> Recorded data

☆ ☆ ☆ ☆ ☆

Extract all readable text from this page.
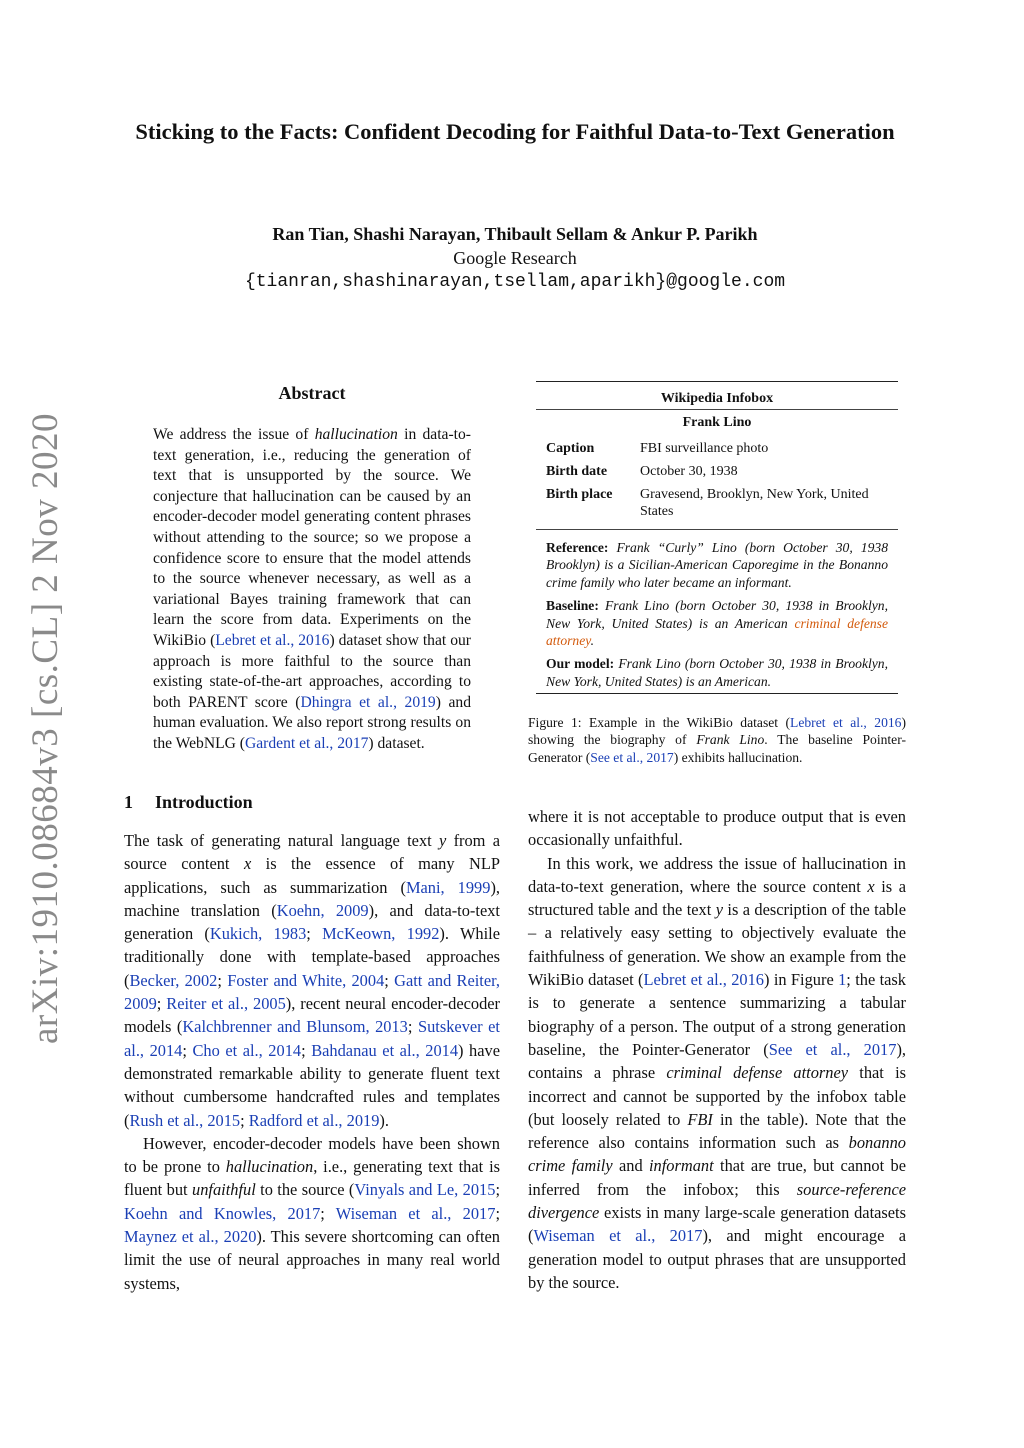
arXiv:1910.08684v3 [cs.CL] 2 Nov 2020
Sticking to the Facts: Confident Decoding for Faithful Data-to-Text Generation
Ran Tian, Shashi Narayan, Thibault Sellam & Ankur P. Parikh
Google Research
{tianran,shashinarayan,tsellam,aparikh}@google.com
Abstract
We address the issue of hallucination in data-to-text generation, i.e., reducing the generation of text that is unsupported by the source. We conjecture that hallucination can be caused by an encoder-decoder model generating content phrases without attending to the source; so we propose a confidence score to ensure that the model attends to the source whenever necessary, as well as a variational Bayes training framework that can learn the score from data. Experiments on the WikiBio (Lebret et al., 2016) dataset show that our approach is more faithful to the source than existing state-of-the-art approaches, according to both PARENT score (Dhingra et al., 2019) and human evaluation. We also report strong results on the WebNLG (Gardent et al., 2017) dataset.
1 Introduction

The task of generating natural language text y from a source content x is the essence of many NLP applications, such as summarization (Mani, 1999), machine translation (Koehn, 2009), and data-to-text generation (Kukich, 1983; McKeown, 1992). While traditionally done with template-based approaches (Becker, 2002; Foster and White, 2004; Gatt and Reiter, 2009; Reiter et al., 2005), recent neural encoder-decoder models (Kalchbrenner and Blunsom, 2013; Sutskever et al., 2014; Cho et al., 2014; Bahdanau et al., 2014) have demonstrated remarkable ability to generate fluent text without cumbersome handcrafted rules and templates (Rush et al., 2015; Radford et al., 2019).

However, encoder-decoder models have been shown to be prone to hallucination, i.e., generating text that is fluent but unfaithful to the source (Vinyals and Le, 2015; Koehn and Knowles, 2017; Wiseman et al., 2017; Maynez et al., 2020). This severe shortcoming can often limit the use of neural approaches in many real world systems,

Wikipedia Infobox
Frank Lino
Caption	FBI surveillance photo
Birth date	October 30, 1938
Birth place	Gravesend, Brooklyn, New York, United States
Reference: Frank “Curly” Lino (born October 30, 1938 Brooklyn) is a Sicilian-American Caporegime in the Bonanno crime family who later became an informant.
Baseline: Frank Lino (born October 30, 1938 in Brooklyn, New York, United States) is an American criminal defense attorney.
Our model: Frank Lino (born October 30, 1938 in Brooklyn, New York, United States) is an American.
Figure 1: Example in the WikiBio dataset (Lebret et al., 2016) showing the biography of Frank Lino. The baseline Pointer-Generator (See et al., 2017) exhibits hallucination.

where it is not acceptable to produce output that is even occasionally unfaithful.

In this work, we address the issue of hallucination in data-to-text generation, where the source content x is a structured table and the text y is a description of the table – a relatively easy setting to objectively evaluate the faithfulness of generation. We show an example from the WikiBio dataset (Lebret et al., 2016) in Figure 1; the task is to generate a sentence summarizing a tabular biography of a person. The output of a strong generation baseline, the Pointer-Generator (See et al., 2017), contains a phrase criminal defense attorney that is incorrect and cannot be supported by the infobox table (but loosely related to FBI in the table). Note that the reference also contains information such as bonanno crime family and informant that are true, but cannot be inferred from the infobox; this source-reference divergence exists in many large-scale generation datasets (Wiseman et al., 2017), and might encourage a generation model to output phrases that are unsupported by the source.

☆ ☆ ☆ ☆ ☆

> Challenge
Pictures are excluded; output everything else in the data verbatim.

> Task answer
Extract all readable text from this page.
arXiv:1910.08684v3 [cs.CL] 2 Nov 2020
Sticking to the Facts: Confident Decoding for Faithful Data-to-Text Generation
Ran Tian, Shashi Narayan, Thibault Sellam & Ankur P. Parikh
Google Research
{tianran,shashinarayan,tsellam,aparikh}@google.com
Abstract
We address the issue of hallucination in data-to-text generation, i.e., reducing the generation of text that is unsupported by the source. We conjecture that hallucination can be caused by an encoder-decoder model generating content phrases without attending to the source; so we propose a confidence score to ensure that the model attends to the source whenever necessary, as well as a variational Bayes training framework that can learn the score from data. Experiments on the WikiBio (Lebret et al., 2016) dataset show that our approach is more faithful to the source than existing state-of-the-art approaches, according to both PARENT score (Dhingra et al., 2019) and human evaluation. We also report strong results on the WebNLG (Gardent et al., 2017) dataset.
1 Introduction

The task of generating natural language text y from a source content x is the essence of many NLP applications, such as summarization (Mani, 1999), machine translation (Koehn, 2009), and data-to-text generation (Kukich, 1983; McKeown, 1992). While traditionally done with template-based approaches (Becker, 2002; Foster and White, 2004; Gatt and Reiter, 2009; Reiter et al., 2005), recent neural encoder-decoder models (Kalchbrenner and Blunsom, 2013; Sutskever et al., 2014; Cho et al., 2014; Bahdanau et al., 2014) have demonstrated remarkable ability to generate fluent text without cumbersome handcrafted rules and templates (Rush et al., 2015; Radford et al., 2019).

However, encoder-decoder models have been shown to be prone to hallucination, i.e., generating text that is fluent but unfaithful to the source (Vinyals and Le, 2015; Koehn and Knowles, 2017; Wiseman et al., 2017; Maynez et al., 2020). This severe shortcoming can often limit the use of neural approaches in many real world systems,

Wikipedia Infobox
Frank Lino
Caption	FBI surveillance photo
Birth date	October 30, 1938
Birth place	Gravesend, Brooklyn, New York, United States
Reference: Frank “Curly” Lino (born October 30, 1938 Brooklyn) is a Sicilian-American Caporegime in the Bonanno crime family who later became an informant.
Baseline: Frank Lino (born October 30, 1938 in Brooklyn, New York, United States) is an American criminal defense attorney.
Our model: Frank Lino (born October 30, 1938 in Brooklyn, New York, United States) is an American.
Figure 1: Example in the WikiBio dataset (Lebret et al., 2016) showing the biography of Frank Lino. The baseline Pointer-Generator (See et al., 2017) exhibits hallucination.

where it is not acceptable to produce output that is even occasionally unfaithful.

In this work, we address the issue of hallucination in data-to-text generation, where the source content x is a structured table and the text y is a description of the table – a relatively easy setting to objectively evaluate the faithfulness of generation. We show an example from the WikiBio dataset (Lebret et al., 2016) in Figure 1; the task is to generate a sentence summarizing a tabular biography of a person. The output of a strong generation baseline, the Pointer-Generator (See et al., 2017), contains a phrase criminal defense attorney that is incorrect and cannot be supported by the infobox table (but loosely related to FBI in the table). Note that the reference also contains information such as bonanno crime family and informant that are true, but cannot be inferred from the infobox; this source-reference divergence exists in many large-scale generation datasets (Wiseman et al., 2017), and might encourage a generation model to output phrases that are unsupported by the source.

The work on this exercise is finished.